→ Short task: The listing below is to be output in its exact form.

--- Items ---

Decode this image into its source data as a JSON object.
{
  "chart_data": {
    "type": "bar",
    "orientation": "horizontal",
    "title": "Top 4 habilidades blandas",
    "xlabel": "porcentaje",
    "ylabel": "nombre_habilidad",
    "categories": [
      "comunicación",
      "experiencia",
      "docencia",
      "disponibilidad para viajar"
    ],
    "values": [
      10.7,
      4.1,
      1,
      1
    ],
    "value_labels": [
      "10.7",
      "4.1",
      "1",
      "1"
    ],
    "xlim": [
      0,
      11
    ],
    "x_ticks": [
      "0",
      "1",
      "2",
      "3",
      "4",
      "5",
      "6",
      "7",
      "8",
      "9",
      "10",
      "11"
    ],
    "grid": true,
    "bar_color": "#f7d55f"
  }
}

---

→ Output of the task:
Decode this image into its source data as a JSON object.
{
  "chart_data": {
    "type": "bar",
    "orientation": "horizontal",
    "title": "Top 4 habilidades blandas",
    "xlabel": "porcentaje",
    "ylabel": "nombre_habilidad",
    "categories": [
      "comunicación",
      "experiencia",
      "docencia",
      "disponibilidad para viajar"
    ],
    "values": [
      10.7,
      4.1,
      1,
      1
    ],
    "value_labels": [
      "10.7",
      "4.1",
      "1",
      "1"
    ],
    "xlim": [
      0,
      11
    ],
    "x_ticks": [
      "0",
      "1",
      "2",
      "3",
      "4",
      "5",
      "6",
      "7",
      "8",
      "9",
      "10",
      "11"
    ],
    "grid": true,
    "bar_color": "#f7d55f"
  }
}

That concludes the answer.